* BEGIN DATA RECORDS *

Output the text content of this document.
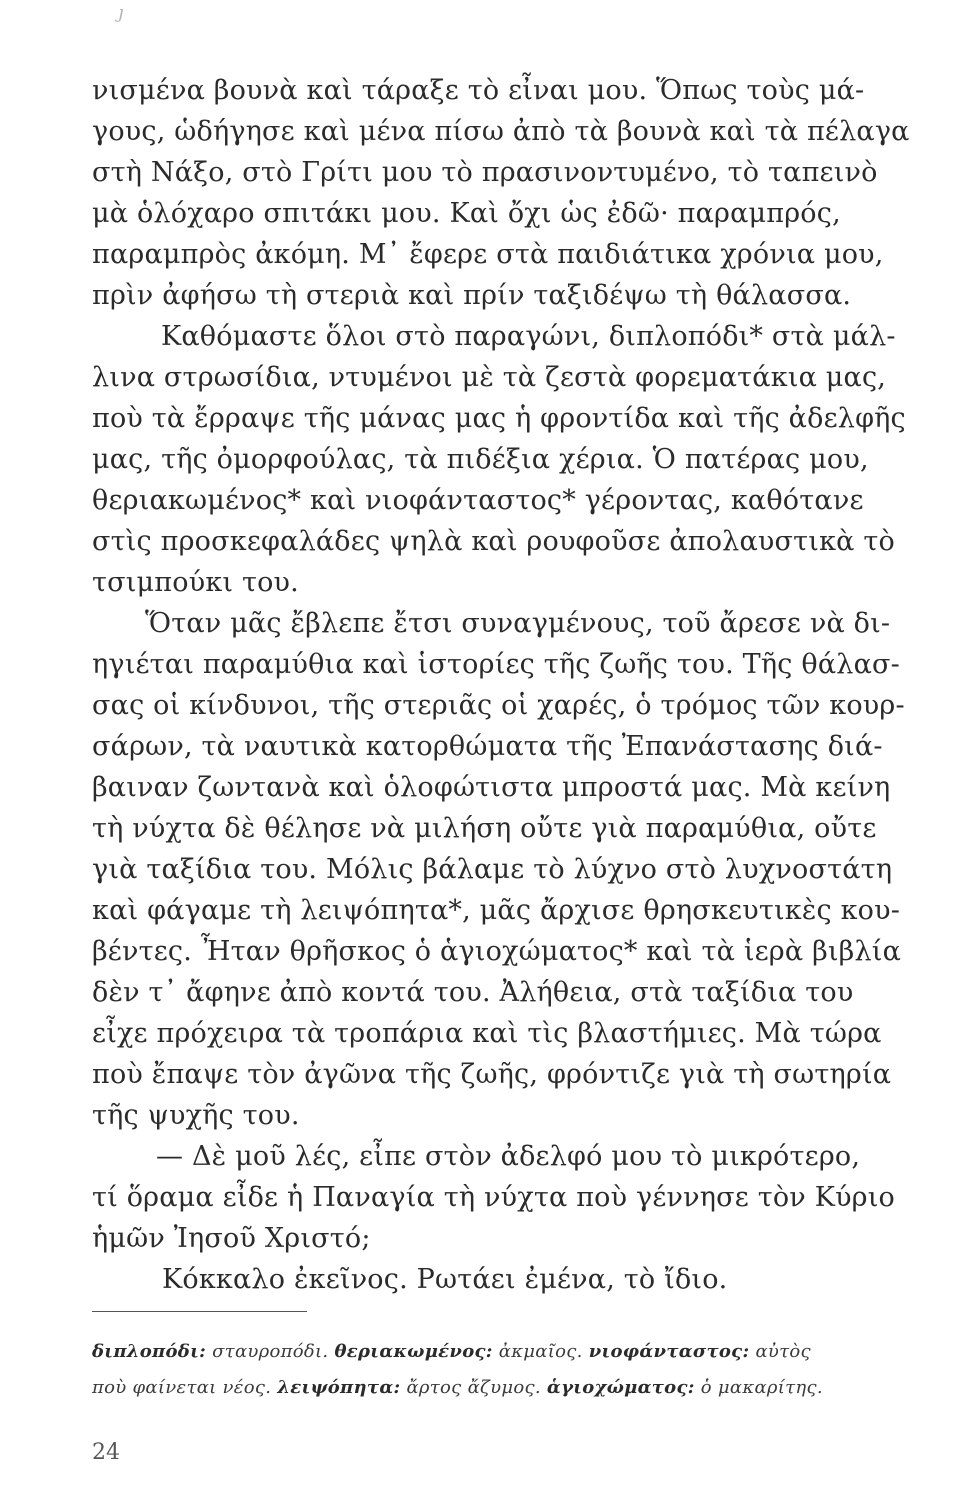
ȷ
νισμένα βουνὰ καὶ τάραξε τὸ εἶναι μου. Ὅπως τοὺς μά-
γους, ὡδήγησε καὶ μένα πίσω ἀπὸ τὰ βουνὰ καὶ τὰ πέλαγα
στὴ Νάξο, στὸ Γρίτι μου τὸ πρασινοντυμένο, τὸ ταπεινὸ
μὰ ὁλόχαρο σπιτάκι μου. Καὶ ὄχι ὡς ἐδῶ· παραμπρός,
παραμπρὸς ἀκόμη. Μ᾽ ἔφερε στὰ παιδιάτικα χρόνια μου,
πρὶν ἀφήσω τὴ στεριὰ καὶ πρίν ταξιδέψω τὴ θάλασσα.
Καθόμαστε ὅλοι στὸ παραγώνι, διπλοπόδι* στὰ μάλ-
λινα στρωσίδια, ντυμένοι μὲ τὰ ζεστὰ φορεματάκια μας,
ποὺ τὰ ἔρραψε τῆς μάνας μας ἡ φροντίδα καὶ τῆς ἀδελφῆς
μας, τῆς ὀμορφούλας, τὰ πιδέξια χέρια. Ὁ πατέρας μου,
θεριακωμένος* καὶ νιοφάνταστος* γέροντας, καθότανε
στὶς προσκεφαλάδες ψηλὰ καὶ ρουφοῦσε ἀπολαυστικὰ τὸ
τσιμπούκι του.
Ὅταν μᾶς ἔβλεπε ἔτσι συναγμένους, τοῦ ἄρεσε νὰ δι-
ηγιέται παραμύθια καὶ ἱστορίες τῆς ζωῆς του. Τῆς θάλασ-
σας οἱ κίνδυνοι, τῆς στεριᾶς οἱ χαρές, ὁ τρόμος τῶν κουρ-
σάρων, τὰ ναυτικὰ κατορθώματα τῆς Ἐπανάστασης διά-
βαιναν ζωντανὰ καὶ ὁλοφώτιστα μπροστά μας. Μὰ κείνη
τὴ νύχτα δὲ θέλησε νὰ μιλήση οὔτε γιὰ παραμύθια, οὔτε
γιὰ ταξίδια του. Μόλις βάλαμε τὸ λύχνο στὸ λυχνοστάτη
καὶ φάγαμε τὴ λειψόπητα*, μᾶς ἄρχισε θρησκευτικὲς κου-
βέντες. Ἦταν θρῆσκος ὁ ἁγιοχώματος* καὶ τὰ ἱερὰ βιβλία
δὲν τ᾽ ἄφηνε ἀπὸ κοντά του. Ἀλήθεια, στὰ ταξίδια του
εἶχε πρόχειρα τὰ τροπάρια καὶ τὶς βλαστήμιες. Μὰ τώρα
ποὺ ἔπαψε τὸν ἀγῶνα τῆς ζωῆς, φρόντιζε γιὰ τὴ σωτηρία
τῆς ψυχῆς του.
— Δὲ μοῦ λές, εἶπε στὸν ἀδελφό μου τὸ μικρότερο,
τί ὅραμα εἶδε ἡ Παναγία τὴ νύχτα ποὺ γέννησε τὸν Κύριο
ἡμῶν Ἰησοῦ Χριστό;
Κόκκαλο ἐκεῖνος. Ρωτάει ἐμένα, τὸ ἴδιο.
διπλοπόδι: σταυροπόδι. θεριακωμένος: ἀκμαῖος. νιοφάνταστος: αὐτὸς
ποὺ φαίνεται νέος. λειψόπητα: ἄρτος ἄζυμος. ἁγιοχώματος: ὁ μακαρίτης.
24
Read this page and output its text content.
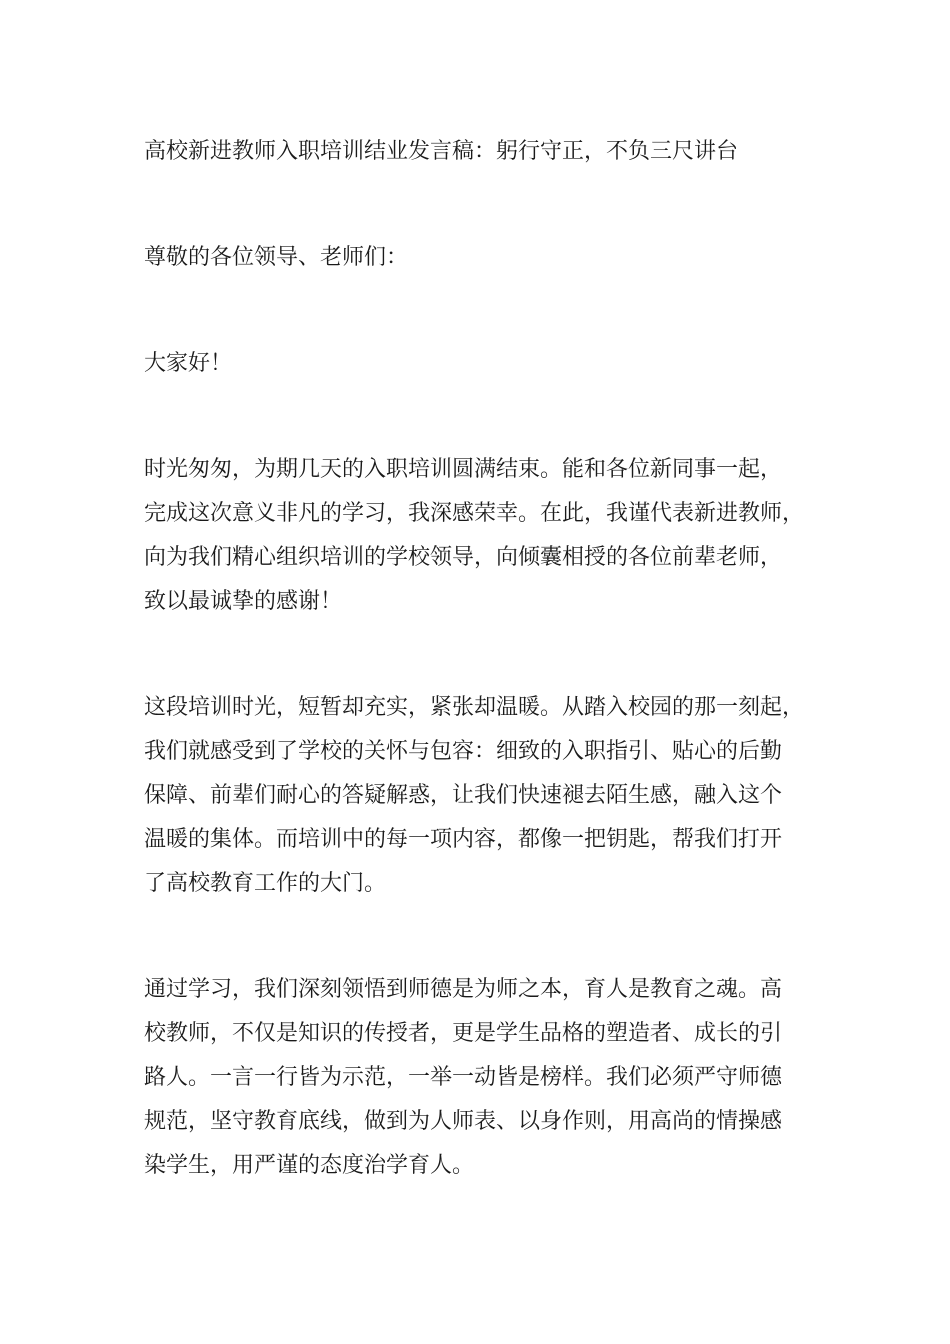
高校新进教师入职培训结业发言稿：躬行守正，不负三尺讲台

尊敬的各位领导、老师们：

大家好！

时光匆匆，为期几天的入职培训圆满结束。能和各位新同事一起，
完成这次意义非凡的学习，我深感荣幸。在此，我谨代表新进教师，
向为我们精心组织培训的学校领导，向倾囊相授的各位前辈老师，
致以最诚挚的感谢！

这段培训时光，短暂却充实，紧张却温暖。从踏入校园的那一刻起，
我们就感受到了学校的关怀与包容：细致的入职指引、贴心的后勤
保障、前辈们耐心的答疑解惑，让我们快速褪去陌生感，融入这个
温暖的集体。而培训中的每一项内容，都像一把钥匙，帮我们打开
了高校教育工作的大门。

通过学习，我们深刻领悟到师德是为师之本，育人是教育之魂。高
校教师，不仅是知识的传授者，更是学生品格的塑造者、成长的引
路人。一言一行皆为示范，一举一动皆是榜样。我们必须严守师德
规范，坚守教育底线，做到为人师表、以身作则，用高尚的情操感
染学生，用严谨的态度治学育人。
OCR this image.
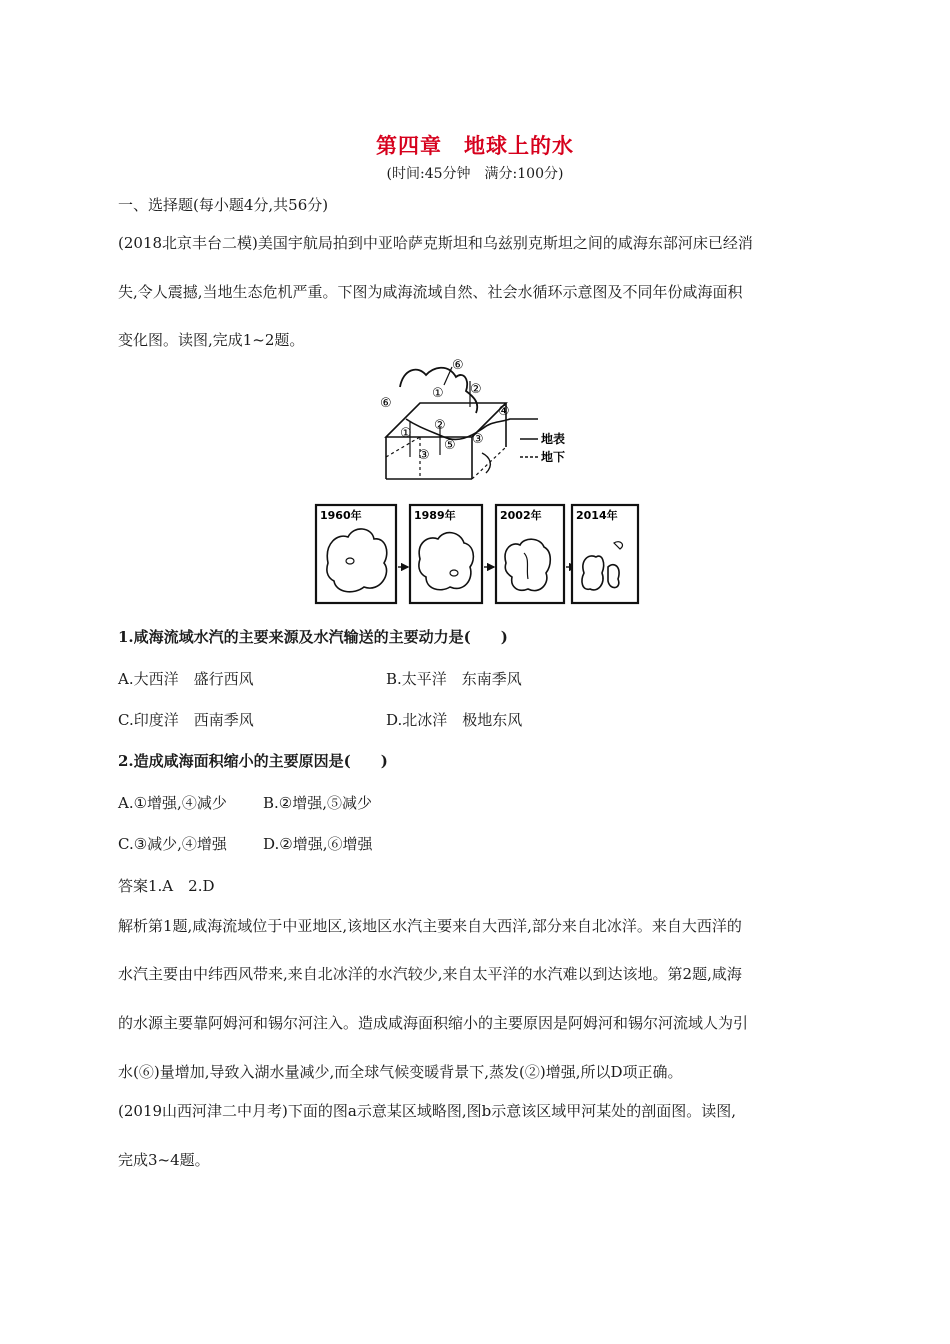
第四章　地球上的水
(时间:45分钟　满分:100分)
一、选择题(每小题4分,共56分)
(2018北京丰台二模)美国宇航局拍到中亚哈萨克斯坦和乌兹别克斯坦之间的咸海东部河床已经消
失,令人震撼,当地生态危机严重。下图为咸海流域自然、社会水循环示意图及不同年份咸海面积
变化图。读图,完成1~2题。
⑥
① ②
⑥
④
①
②
③
⑤ ③	地表
地下
1960年	1989年	2002年	2014年
1.咸海流域水汽的主要来源及水汽输送的主要动力是(　　)
A.大西洋　盛行西风	B.太平洋　东南季风
C.印度洋　西南季风	D.北冰洋　极地东风
2.造成咸海面积缩小的主要原因是(　　)
A.①增强,④减少 B.②增强,⑤减少
C.③减少,④增强 D.②增强,⑥增强
答案1.A　2.D
解析第1题,咸海流域位于中亚地区,该地区水汽主要来自大西洋,部分来自北冰洋。来自大西洋的
水汽主要由中纬西风带来,来自北冰洋的水汽较少,来自太平洋的水汽难以到达该地。第2题,咸海
的水源主要靠阿姆河和锡尔河注入。造成咸海面积缩小的主要原因是阿姆河和锡尔河流域人为引
水(⑥)量增加,导致入湖水量减少,而全球气候变暖背景下,蒸发(②)增强,所以D项正确。
(2019山西河津二中月考)下面的图a示意某区域略图,图b示意该区域甲河某处的剖面图。读图,
完成3~4题。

* END DATA RECORDS *

WRITTEN REQUEST: Write out exactly the lines from the one that contains "Read this page and output its text content." through the last line of the data above, both included. Leave every picture out.

SOLUTION TO THIS EXERCISE:
Read this page and output its text content.
高校新进教师入职培训结业发言稿：躬行守正，不负三尺讲台

尊敬的各位领导、老师们：

大家好！

时光匆匆，为期几天的入职培训圆满结束。能和各位新同事一起，
完成这次意义非凡的学习，我深感荣幸。在此，我谨代表新进教师，
向为我们精心组织培训的学校领导，向倾囊相授的各位前辈老师，
致以最诚挚的感谢！

这段培训时光，短暂却充实，紧张却温暖。从踏入校园的那一刻起，
我们就感受到了学校的关怀与包容：细致的入职指引、贴心的后勤
保障、前辈们耐心的答疑解惑，让我们快速褪去陌生感，融入这个
温暖的集体。而培训中的每一项内容，都像一把钥匙，帮我们打开
了高校教育工作的大门。

通过学习，我们深刻领悟到师德是为师之本，育人是教育之魂。高
校教师，不仅是知识的传授者，更是学生品格的塑造者、成长的引
路人。一言一行皆为示范，一举一动皆是榜样。我们必须严守师德
规范，坚守教育底线，做到为人师表、以身作则，用高尚的情操感
染学生，用严谨的态度治学育人。
OCR this image.
第四章　地球上的水
(时间:45分钟　满分:100分)
一、选择题(每小题4分,共56分)
(2018北京丰台二模)美国宇航局拍到中亚哈萨克斯坦和乌兹别克斯坦之间的咸海东部河床已经消
失,令人震撼,当地生态危机严重。下图为咸海流域自然、社会水循环示意图及不同年份咸海面积
变化图。读图,完成1~2题。
⑥
① ②
⑥
④
①
②
③
⑤ ③	地表
地下
1960年	1989年	2002年	2014年
1.咸海流域水汽的主要来源及水汽输送的主要动力是(　　)
A.大西洋　盛行西风	B.太平洋　东南季风
C.印度洋　西南季风	D.北冰洋　极地东风
2.造成咸海面积缩小的主要原因是(　　)
A.①增强,④减少 B.②增强,⑤减少
C.③减少,④增强 D.②增强,⑥增强
答案1.A　2.D
解析第1题,咸海流域位于中亚地区,该地区水汽主要来自大西洋,部分来自北冰洋。来自大西洋的
水汽主要由中纬西风带来,来自北冰洋的水汽较少,来自太平洋的水汽难以到达该地。第2题,咸海
的水源主要靠阿姆河和锡尔河注入。造成咸海面积缩小的主要原因是阿姆河和锡尔河流域人为引
水(⑥)量增加,导致入湖水量减少,而全球气候变暖背景下,蒸发(②)增强,所以D项正确。
(2019山西河津二中月考)下面的图a示意某区域略图,图b示意该区域甲河某处的剖面图。读图,
完成3~4题。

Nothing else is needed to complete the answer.